◆ Problem to solve
Can you write out the items below word for word, starting at their first line and ending at the line containing "node-vermi-fertilizer: Vermi-fertilizer <box>263", with both of those lines included and nothing after them?

◆ Excerpted data
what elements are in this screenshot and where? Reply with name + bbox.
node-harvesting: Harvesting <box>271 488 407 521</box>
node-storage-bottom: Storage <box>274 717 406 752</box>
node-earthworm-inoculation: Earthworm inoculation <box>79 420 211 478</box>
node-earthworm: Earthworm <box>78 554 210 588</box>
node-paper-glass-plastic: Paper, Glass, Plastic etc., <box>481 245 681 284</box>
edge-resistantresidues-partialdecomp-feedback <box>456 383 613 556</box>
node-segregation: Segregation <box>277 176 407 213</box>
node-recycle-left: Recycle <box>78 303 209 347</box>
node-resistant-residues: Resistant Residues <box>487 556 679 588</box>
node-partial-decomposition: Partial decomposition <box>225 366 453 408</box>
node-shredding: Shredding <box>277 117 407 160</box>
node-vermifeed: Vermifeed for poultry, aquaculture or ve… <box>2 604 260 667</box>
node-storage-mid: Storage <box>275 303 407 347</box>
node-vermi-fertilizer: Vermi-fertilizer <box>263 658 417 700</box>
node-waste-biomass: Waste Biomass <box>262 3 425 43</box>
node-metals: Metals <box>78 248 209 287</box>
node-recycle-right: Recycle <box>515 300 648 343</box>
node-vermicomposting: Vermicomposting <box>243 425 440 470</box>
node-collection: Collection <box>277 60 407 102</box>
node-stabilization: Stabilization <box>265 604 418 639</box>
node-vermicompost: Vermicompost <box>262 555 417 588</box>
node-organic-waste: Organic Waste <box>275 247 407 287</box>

◆ Output for this exercise
what elements are in this screenshot and where? Reply with name + bbox.
node-harvesting: Harvesting <box>271 488 407 521</box>
node-storage-bottom: Storage <box>274 717 406 752</box>
node-earthworm-inoculation: Earthworm inoculation <box>79 420 211 478</box>
node-earthworm: Earthworm <box>78 554 210 588</box>
node-paper-glass-plastic: Paper, Glass, Plastic etc., <box>481 245 681 284</box>
edge-resistantresidues-partialdecomp-feedback <box>456 383 613 556</box>
node-segregation: Segregation <box>277 176 407 213</box>
node-recycle-left: Recycle <box>78 303 209 347</box>
node-resistant-residues: Resistant Residues <box>487 556 679 588</box>
node-partial-decomposition: Partial decomposition <box>225 366 453 408</box>
node-shredding: Shredding <box>277 117 407 160</box>
node-vermifeed: Vermifeed for poultry, aquaculture or ve… <box>2 604 260 667</box>
node-storage-mid: Storage <box>275 303 407 347</box>
node-vermi-fertilizer: Vermi-fertilizer <box>263 658 417 700</box>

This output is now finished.